[Extracted records]
start
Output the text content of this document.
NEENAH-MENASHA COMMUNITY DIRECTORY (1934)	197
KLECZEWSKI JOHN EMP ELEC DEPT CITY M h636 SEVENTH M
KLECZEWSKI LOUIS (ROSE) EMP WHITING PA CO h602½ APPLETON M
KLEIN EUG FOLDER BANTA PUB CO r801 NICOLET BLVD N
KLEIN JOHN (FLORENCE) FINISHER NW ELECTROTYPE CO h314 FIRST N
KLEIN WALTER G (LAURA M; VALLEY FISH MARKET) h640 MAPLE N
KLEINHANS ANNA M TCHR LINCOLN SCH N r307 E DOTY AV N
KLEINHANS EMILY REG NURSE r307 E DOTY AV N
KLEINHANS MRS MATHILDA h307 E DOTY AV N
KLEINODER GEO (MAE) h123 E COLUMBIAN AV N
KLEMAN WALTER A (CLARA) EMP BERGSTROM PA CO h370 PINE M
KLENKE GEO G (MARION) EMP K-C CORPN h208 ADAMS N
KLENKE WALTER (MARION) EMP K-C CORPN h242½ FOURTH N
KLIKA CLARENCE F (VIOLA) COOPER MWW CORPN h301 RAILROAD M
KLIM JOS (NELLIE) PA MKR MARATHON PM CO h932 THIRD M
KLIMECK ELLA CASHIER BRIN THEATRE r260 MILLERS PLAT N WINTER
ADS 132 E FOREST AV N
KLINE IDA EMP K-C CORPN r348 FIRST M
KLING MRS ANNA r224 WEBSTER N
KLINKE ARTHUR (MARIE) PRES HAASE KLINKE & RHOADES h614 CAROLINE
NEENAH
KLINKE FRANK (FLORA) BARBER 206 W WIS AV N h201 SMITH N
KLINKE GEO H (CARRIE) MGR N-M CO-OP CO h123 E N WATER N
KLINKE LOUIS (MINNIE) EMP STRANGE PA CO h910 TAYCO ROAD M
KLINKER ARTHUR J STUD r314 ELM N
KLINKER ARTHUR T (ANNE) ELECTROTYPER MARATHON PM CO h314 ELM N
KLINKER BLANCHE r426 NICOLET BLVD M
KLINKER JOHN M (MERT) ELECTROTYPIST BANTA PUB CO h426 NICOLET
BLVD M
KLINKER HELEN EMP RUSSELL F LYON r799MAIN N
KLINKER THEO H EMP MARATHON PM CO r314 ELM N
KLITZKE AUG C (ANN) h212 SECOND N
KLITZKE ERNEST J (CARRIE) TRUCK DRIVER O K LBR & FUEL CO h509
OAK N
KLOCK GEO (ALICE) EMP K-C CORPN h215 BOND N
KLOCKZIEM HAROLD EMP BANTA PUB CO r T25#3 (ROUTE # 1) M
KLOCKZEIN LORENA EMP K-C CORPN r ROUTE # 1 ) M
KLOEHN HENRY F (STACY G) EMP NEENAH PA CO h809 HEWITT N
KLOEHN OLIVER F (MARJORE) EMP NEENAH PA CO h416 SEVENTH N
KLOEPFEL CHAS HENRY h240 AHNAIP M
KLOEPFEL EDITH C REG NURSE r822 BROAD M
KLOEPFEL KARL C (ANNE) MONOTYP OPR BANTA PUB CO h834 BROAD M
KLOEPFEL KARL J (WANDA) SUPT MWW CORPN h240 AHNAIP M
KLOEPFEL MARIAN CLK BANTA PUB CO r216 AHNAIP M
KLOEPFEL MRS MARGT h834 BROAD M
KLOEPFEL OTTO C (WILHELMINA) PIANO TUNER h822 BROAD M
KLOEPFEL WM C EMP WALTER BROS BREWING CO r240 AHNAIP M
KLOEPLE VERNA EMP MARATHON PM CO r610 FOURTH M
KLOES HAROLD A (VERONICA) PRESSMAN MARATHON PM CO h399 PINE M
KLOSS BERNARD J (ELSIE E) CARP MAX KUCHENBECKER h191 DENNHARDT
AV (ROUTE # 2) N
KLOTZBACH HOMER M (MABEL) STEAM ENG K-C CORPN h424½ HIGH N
end
[Directive] Each line with the string "JOHN" in it needs to be found and copied.

[Right answer]
KLECZEWSKI JOHN EMP ELEC DEPT CITY M h636 SEVENTH M
KLEIN JOHN (FLORENCE) FINISHER NW ELECTROTYPE CO h314 FIRST N
KLINKER JOHN M (MERT) ELECTROTYPIST BANTA PUB CO h426 NICOLET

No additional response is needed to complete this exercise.